● **EXERCISE PROMPT**
Using the data below, gather each line that includes the word "structure".

● **DATA SUPPLIED**
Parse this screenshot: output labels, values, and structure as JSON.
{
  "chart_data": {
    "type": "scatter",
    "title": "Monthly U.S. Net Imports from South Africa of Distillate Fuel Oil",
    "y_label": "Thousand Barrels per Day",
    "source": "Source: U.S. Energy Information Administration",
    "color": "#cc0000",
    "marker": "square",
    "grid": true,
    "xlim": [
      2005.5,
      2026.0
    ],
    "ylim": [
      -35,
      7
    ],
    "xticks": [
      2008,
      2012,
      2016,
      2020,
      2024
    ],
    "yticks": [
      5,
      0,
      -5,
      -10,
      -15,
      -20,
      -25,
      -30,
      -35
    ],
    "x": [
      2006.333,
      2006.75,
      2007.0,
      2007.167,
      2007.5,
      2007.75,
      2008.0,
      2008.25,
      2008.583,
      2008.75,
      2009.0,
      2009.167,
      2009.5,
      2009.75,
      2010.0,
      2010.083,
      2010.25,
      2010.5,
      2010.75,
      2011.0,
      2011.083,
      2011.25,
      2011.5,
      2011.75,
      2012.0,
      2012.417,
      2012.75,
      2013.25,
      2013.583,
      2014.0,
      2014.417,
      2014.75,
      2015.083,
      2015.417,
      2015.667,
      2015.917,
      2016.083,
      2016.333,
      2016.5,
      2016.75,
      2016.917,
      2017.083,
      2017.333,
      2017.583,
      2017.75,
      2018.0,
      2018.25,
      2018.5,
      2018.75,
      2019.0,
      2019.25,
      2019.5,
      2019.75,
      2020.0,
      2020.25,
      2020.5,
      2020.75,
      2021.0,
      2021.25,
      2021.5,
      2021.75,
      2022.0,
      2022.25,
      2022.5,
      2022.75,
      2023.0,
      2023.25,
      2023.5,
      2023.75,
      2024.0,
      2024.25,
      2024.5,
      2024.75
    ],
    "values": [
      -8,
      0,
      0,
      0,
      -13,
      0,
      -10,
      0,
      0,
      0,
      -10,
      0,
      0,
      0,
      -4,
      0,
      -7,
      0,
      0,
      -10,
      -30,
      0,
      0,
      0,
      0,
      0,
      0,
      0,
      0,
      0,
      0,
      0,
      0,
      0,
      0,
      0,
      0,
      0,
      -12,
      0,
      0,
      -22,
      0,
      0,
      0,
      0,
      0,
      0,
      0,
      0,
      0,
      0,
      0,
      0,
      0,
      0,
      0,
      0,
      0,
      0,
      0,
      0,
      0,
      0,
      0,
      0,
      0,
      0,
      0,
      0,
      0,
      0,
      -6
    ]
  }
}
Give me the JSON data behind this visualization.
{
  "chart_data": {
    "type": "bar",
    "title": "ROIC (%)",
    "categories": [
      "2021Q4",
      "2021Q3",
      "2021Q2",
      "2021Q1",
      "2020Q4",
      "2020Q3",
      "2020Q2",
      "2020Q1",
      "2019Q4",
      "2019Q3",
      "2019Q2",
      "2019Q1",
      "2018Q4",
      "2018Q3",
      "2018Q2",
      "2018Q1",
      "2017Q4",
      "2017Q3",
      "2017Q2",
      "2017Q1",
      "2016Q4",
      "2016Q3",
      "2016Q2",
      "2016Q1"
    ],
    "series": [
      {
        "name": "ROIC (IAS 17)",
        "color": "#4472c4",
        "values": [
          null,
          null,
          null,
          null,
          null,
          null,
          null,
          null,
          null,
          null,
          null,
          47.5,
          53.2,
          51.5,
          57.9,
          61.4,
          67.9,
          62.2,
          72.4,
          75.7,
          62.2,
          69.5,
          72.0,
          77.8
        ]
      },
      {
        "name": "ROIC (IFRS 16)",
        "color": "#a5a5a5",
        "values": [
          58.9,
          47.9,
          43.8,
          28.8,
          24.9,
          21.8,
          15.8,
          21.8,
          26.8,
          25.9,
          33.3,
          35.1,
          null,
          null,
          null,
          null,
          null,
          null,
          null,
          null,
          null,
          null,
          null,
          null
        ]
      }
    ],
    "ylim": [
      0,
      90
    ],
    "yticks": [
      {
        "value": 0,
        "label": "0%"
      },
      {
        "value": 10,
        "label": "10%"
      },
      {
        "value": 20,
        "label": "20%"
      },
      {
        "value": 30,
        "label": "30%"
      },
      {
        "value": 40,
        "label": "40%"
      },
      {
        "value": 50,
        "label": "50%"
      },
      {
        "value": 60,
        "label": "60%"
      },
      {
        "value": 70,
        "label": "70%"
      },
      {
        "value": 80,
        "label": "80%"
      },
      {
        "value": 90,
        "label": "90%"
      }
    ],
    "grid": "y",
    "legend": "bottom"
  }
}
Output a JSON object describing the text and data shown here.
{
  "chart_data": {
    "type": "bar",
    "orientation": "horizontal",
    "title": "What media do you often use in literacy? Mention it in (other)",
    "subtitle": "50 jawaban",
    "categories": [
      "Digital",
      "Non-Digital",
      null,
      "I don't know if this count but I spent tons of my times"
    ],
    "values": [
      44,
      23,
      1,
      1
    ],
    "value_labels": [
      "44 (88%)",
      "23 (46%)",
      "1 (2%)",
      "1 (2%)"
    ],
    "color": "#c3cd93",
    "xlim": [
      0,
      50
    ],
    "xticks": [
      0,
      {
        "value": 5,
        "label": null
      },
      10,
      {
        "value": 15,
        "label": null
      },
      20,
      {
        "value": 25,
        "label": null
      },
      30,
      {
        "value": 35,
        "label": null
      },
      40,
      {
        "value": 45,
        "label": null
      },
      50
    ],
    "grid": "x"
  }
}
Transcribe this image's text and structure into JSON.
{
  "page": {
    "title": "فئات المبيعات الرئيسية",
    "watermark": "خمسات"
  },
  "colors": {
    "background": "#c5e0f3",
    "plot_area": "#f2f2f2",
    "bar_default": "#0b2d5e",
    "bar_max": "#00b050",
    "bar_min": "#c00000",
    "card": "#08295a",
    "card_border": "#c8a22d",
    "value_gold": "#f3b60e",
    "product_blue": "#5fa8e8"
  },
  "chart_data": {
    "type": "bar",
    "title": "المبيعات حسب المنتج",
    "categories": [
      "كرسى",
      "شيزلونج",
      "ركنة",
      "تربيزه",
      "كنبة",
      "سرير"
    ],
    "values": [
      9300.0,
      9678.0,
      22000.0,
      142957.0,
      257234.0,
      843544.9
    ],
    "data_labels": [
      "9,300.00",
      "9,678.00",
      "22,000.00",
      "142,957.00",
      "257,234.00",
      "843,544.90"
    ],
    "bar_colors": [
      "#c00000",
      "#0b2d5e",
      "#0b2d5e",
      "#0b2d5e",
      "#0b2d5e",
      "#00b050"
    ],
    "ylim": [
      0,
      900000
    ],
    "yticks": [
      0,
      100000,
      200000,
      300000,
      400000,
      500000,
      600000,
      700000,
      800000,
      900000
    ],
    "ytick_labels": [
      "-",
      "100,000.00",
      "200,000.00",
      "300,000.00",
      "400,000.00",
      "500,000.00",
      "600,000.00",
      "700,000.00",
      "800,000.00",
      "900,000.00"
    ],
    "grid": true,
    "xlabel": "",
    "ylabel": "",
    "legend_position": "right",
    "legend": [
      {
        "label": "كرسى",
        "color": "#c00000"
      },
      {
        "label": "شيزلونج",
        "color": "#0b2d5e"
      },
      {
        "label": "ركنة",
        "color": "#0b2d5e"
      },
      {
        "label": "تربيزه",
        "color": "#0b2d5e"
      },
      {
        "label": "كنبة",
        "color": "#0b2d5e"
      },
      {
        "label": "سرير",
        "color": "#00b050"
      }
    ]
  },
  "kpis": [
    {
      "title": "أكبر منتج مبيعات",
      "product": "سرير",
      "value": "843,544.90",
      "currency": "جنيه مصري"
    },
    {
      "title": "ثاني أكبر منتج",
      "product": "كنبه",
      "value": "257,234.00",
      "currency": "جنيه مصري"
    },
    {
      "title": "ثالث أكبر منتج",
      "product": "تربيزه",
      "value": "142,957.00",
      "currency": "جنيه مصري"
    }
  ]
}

● **RESPONSE TO THE EXERCISE**
Parse this screenshot: output labels, values, and structure as JSON.
Transcribe this image's text and structure into JSON.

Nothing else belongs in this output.